Task.
Reproduce the records below exactly as they appear.

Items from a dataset

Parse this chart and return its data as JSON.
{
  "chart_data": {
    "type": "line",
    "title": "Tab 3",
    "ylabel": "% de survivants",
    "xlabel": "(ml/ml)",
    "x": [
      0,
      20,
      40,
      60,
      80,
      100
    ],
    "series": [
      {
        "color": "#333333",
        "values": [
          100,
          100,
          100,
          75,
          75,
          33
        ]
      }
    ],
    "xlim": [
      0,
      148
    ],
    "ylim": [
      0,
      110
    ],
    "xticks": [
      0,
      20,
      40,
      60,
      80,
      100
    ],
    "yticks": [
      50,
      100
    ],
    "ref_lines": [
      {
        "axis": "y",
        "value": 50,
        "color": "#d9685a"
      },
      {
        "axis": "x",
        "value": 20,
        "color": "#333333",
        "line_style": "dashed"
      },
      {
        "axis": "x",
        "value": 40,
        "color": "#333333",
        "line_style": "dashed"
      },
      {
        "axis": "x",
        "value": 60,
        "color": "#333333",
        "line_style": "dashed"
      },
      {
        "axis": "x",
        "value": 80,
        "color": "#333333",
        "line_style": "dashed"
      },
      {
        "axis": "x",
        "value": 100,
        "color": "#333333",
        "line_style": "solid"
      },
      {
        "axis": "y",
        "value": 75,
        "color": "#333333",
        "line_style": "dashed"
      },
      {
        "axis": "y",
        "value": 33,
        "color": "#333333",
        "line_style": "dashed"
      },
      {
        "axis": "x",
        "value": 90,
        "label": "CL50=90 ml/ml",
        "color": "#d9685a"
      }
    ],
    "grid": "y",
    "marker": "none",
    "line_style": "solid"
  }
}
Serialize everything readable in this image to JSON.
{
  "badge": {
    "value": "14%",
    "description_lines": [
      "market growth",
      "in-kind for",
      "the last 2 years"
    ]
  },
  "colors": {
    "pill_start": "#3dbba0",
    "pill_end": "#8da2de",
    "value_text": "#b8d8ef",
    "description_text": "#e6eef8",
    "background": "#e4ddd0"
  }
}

Result below.
Parse this chart and return its data as JSON.
{
  "chart_data": {
    "type": "line",
    "title": "Tab 3",
    "ylabel": "% de survivants",
    "xlabel": "(ml/ml)",
    "x": [
      0,
      20,
      40,
      60,
      80,
      100
    ],
    "series": [
      {
        "color": "#333333",
        "values": [
          100,
          100,
          100,
          75,
          75,
          33
        ]
      }
    ],
    "xlim": [
      0,
      148
    ],
    "ylim": [
      0,
      110
    ],
    "xticks": [
      0,
      20,
      40,
      60,
      80,
      100
    ],
    "yticks": [
      50,
      100
    ],
    "ref_lines": [
      {
        "axis": "y",
        "value": 50,
        "color": "#d9685a"
      },
      {
        "axis": "x",
        "value": 20,
        "color": "#333333",
        "line_style": "dashed"
      },
      {
        "axis": "x",
        "value": 40,
        "color": "#333333",
        "line_style": "dashed"
      },
      {
        "axis": "x",
        "value": 60,
        "color": "#333333",
        "line_style": "dashed"
      },
      {
        "axis": "x",
        "value": 80,
        "color": "#333333",
        "line_style": "dashed"
      },
      {
        "axis": "x",
        "value": 100,
        "color": "#333333",
        "line_style": "solid"
      },
      {
        "axis": "y",
        "value": 75,
        "color": "#333333",
        "line_style": "dashed"
      },
      {
        "axis": "y",
        "value": 33,
        "color": "#333333",
        "line_style": "dashed"
      },
      {
        "axis": "x",
        "value": 90,
        "label": "CL50=90 ml/ml",
        "color": "#d9685a"
      }
    ],
    "grid": "y",
    "marker": "none",
    "line_style": "solid"
  }
}
Serialize everything readable in this image to JSON.
{
  "badge": {
    "value": "14%",
    "description_lines": [
      "market growth",
      "in-kind for",
      "the last 2 years"
    ]
  },
  "colors": {
    "pill_start": "#3dbba0",
    "pill_end": "#8da2de",
    "value_text": "#b8d8ef",
    "description_text": "#e6eef8",
    "background": "#e4ddd0"
  }
}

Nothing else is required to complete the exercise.